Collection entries

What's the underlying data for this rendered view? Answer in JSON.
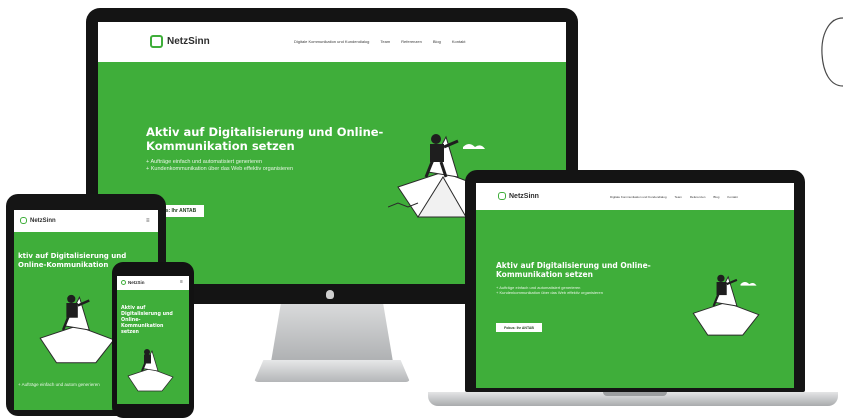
{
  "brand": {
    "name": "NetzSinn",
    "mobile_name": "NetzSin"
  },
  "nav": {
    "items": [
      "Digitale Kommunikation und Kundendialog",
      "Team",
      "Referenzen",
      "Blog",
      "Kontakt"
    ]
  },
  "hero": {
    "title": "Aktiv auf Digitalisierung und Online-Kommunikation setzen",
    "title_line1": "Aktiv auf Digitalisierung und Online-",
    "title_line2": "Kommunikation setzen",
    "tablet_line1": "ktiv auf Digitalisierung und",
    "tablet_line2": "Online-Kommunikation",
    "phone_lines": [
      "Aktiv auf",
      "Digitalisierung und",
      "Online-",
      "Kommunikation",
      "setzen"
    ],
    "bullets": [
      "Aufträge einfach und automatisiert generieren",
      "Kundenkommunikation über das Web effektiv organisieren"
    ],
    "tablet_bullet": "Aufträge einfach und autom generieren",
    "cta": "Fokus: Ihr ANTAB",
    "cta_small": "Fokus: Ihr ANTAB"
  },
  "colors": {
    "accent": "#3fae3a",
    "frame": "#1a1a1a",
    "silver": "#c9cbcd"
  }
}
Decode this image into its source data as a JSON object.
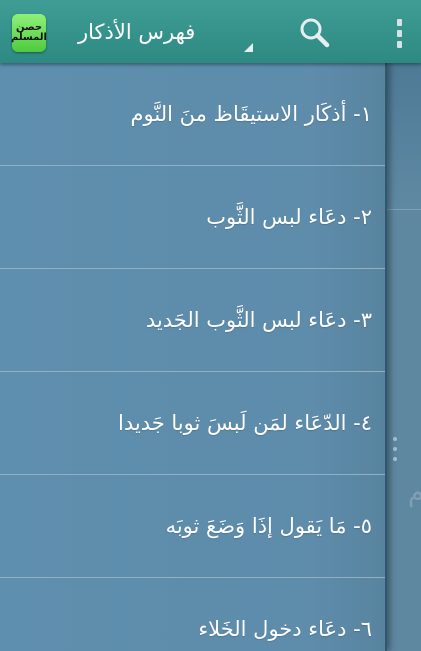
{
  "app": {
    "logo_line1": "حصن",
    "logo_line2": "المسلم",
    "title": "فهرس الأذكار"
  },
  "icons": {
    "search": "search-icon",
    "overflow": "overflow-menu-icon",
    "dropdown": "dropdown-indicator-icon"
  },
  "colors": {
    "actionbar": "#2f8f87",
    "drawer": "#5e8cab",
    "logo": "#6fe05c"
  },
  "drawer": {
    "items": [
      {
        "label": "١- أذكَار الاستيقَاظ منَ النَّوم"
      },
      {
        "label": "٢- دعَاء لبس الثَّوب"
      },
      {
        "label": "٣- دعَاء لبس الثَّوب الجَديد"
      },
      {
        "label": "٤- الدّعَاء لمَن لَبسَ ثوبا جَديدا"
      },
      {
        "label": "٥- مَا يَقول إذَا وَضَعَ ثوبَه"
      },
      {
        "label": "٦- دعَاء دخول الخَلاء"
      }
    ]
  }
}
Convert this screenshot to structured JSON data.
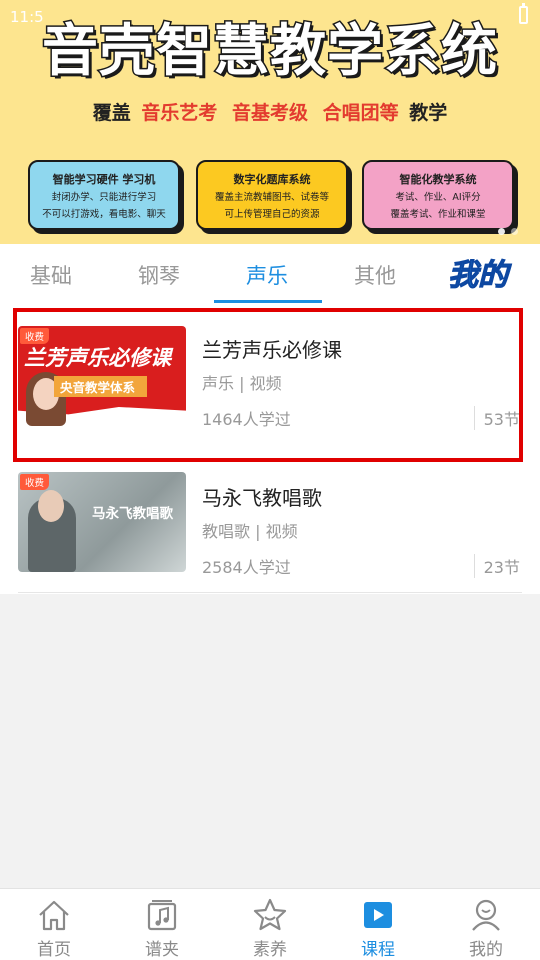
{
  "status": {
    "time": "11:5"
  },
  "banner": {
    "title": "音壳智慧教学系统",
    "coverage": {
      "prefix": "覆盖",
      "items": [
        "音乐艺考",
        "音基考级",
        "合唱团等"
      ],
      "suffix": "教学"
    },
    "features": [
      {
        "title": "智能学习硬件 学习机",
        "lines": [
          "封闭办学、只能进行学习",
          "不可以打游戏，看电影、聊天"
        ],
        "color": "#8fd7ee"
      },
      {
        "title": "数字化题库系统",
        "lines": [
          "覆盖主流教辅图书、试卷等",
          "可上传管理自己的资源"
        ],
        "color": "#fcc921"
      },
      {
        "title": "智能化教学系统",
        "lines": [
          "考试、作业、AI评分",
          "覆盖考试、作业和课堂"
        ],
        "color": "#f3a2c6"
      }
    ]
  },
  "tabs": [
    {
      "label": "基础",
      "active": false
    },
    {
      "label": "钢琴",
      "active": false
    },
    {
      "label": "声乐",
      "active": true
    },
    {
      "label": "其他",
      "active": false
    },
    {
      "label": "我的",
      "active": false
    }
  ],
  "courses": [
    {
      "badge": "收费",
      "thumb_title": "兰芳声乐必修课",
      "thumb_subtitle": "央音教学体系",
      "title": "兰芳声乐必修课",
      "tags": "声乐 | 视频",
      "learners": "1464人学过",
      "lessons": "53节"
    },
    {
      "badge": "收费",
      "thumb_title": "马永飞教唱歌",
      "title": "马永飞教唱歌",
      "tags": "教唱歌 | 视频",
      "learners": "2584人学过",
      "lessons": "23节"
    }
  ],
  "bottom_nav": [
    {
      "label": "首页",
      "icon": "home-icon",
      "active": false
    },
    {
      "label": "谱夹",
      "icon": "music-folder-icon",
      "active": false
    },
    {
      "label": "素养",
      "icon": "star-icon",
      "active": false
    },
    {
      "label": "课程",
      "icon": "play-icon",
      "active": true
    },
    {
      "label": "我的",
      "icon": "user-icon",
      "active": false
    }
  ],
  "colors": {
    "accent": "#1d8ee0",
    "highlight": "#e00000",
    "badge": "#ff5a3a"
  }
}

### What the exercise asks
Your answer should be a single number: the count of lines holding the word "learners".

### Result for this exercise
2